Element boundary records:
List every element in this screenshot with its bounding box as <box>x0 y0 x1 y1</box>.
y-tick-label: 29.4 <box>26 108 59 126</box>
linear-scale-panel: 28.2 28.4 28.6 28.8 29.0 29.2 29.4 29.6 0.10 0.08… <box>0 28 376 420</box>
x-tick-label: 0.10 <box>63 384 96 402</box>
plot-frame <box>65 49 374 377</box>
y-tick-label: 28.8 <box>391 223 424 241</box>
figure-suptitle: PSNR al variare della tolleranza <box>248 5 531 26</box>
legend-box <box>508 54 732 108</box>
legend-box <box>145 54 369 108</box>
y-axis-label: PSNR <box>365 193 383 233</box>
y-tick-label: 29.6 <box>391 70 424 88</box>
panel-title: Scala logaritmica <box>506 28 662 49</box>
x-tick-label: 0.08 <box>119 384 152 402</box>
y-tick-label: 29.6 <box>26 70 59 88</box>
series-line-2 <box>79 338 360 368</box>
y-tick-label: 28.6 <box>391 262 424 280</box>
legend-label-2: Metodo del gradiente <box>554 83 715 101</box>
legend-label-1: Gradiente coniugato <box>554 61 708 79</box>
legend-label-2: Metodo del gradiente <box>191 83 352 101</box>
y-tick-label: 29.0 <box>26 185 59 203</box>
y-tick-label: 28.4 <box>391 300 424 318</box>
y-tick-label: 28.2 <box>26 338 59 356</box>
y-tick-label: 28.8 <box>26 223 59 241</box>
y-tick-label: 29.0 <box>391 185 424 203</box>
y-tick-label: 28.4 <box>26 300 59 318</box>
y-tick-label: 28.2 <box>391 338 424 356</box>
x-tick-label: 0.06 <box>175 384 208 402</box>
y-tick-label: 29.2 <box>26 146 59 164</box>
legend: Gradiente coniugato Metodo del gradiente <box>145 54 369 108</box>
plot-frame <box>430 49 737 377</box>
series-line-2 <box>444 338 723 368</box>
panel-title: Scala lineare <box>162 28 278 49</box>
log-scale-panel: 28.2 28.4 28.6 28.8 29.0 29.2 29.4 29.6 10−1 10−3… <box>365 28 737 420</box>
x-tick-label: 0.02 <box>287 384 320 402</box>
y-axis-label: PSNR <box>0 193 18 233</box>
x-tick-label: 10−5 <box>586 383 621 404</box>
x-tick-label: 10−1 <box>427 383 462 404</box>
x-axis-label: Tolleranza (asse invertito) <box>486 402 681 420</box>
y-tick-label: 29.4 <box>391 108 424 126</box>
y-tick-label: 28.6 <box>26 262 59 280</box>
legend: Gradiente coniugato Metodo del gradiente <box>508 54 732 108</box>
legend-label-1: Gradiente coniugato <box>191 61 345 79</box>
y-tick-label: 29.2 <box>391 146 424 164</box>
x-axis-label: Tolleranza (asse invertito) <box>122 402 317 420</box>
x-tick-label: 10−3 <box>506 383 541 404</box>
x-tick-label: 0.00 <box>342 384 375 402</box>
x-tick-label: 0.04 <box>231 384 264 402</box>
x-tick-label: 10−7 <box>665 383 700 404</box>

WHAT YOU WILL DO —
Please write out the lines above again, replacing each "plot-frame" with "axes-frame" and leaving everything else unchanged.

SOLUTION TO THIS PROBLEM —
List every element in this screenshot with its bounding box as <box>x0 y0 x1 y1</box>.
y-tick-label: 29.4 <box>26 108 59 126</box>
linear-scale-panel: 28.2 28.4 28.6 28.8 29.0 29.2 29.4 29.6 0.10 0.08… <box>0 28 376 420</box>
x-tick-label: 0.10 <box>63 384 96 402</box>
axes-frame <box>65 49 374 377</box>
y-tick-label: 28.8 <box>391 223 424 241</box>
figure-suptitle: PSNR al variare della tolleranza <box>248 5 531 26</box>
legend-box <box>508 54 732 108</box>
legend-box <box>145 54 369 108</box>
y-axis-label: PSNR <box>365 193 383 233</box>
y-tick-label: 29.6 <box>391 70 424 88</box>
panel-title: Scala logaritmica <box>506 28 662 49</box>
x-tick-label: 0.08 <box>119 384 152 402</box>
y-tick-label: 29.6 <box>26 70 59 88</box>
series-line-2 <box>79 338 360 368</box>
y-tick-label: 28.6 <box>391 262 424 280</box>
legend-label-2: Metodo del gradiente <box>554 83 715 101</box>
legend-label-1: Gradiente coniugato <box>554 61 708 79</box>
legend-label-2: Metodo del gradiente <box>191 83 352 101</box>
y-tick-label: 29.0 <box>26 185 59 203</box>
y-tick-label: 28.4 <box>391 300 424 318</box>
y-tick-label: 28.2 <box>26 338 59 356</box>
y-tick-label: 28.8 <box>26 223 59 241</box>
y-tick-label: 29.0 <box>391 185 424 203</box>
y-tick-label: 28.4 <box>26 300 59 318</box>
y-tick-label: 28.2 <box>391 338 424 356</box>
x-tick-label: 0.06 <box>175 384 208 402</box>
y-tick-label: 29.2 <box>26 146 59 164</box>
legend: Gradiente coniugato Metodo del gradiente <box>145 54 369 108</box>
axes-frame <box>430 49 737 377</box>
series-line-2 <box>444 338 723 368</box>
panel-title: Scala lineare <box>162 28 278 49</box>
log-scale-panel: 28.2 28.4 28.6 28.8 29.0 29.2 29.4 29.6 10−1 10−3… <box>365 28 737 420</box>
x-tick-label: 0.02 <box>287 384 320 402</box>
y-axis-label: PSNR <box>0 193 18 233</box>
x-tick-label: 10−5 <box>586 383 621 404</box>
x-tick-label: 10−1 <box>427 383 462 404</box>
x-axis-label: Tolleranza (asse invertito) <box>486 402 681 420</box>
y-tick-label: 29.4 <box>391 108 424 126</box>
y-tick-label: 28.6 <box>26 262 59 280</box>
legend: Gradiente coniugato Metodo del gradiente <box>508 54 732 108</box>
legend-label-1: Gradiente coniugato <box>191 61 345 79</box>
y-tick-label: 29.2 <box>391 146 424 164</box>
x-axis-label: Tolleranza (asse invertito) <box>122 402 317 420</box>
x-tick-label: 10−3 <box>506 383 541 404</box>
x-tick-label: 0.00 <box>342 384 375 402</box>
x-tick-label: 0.04 <box>231 384 264 402</box>
x-tick-label: 10−7 <box>665 383 700 404</box>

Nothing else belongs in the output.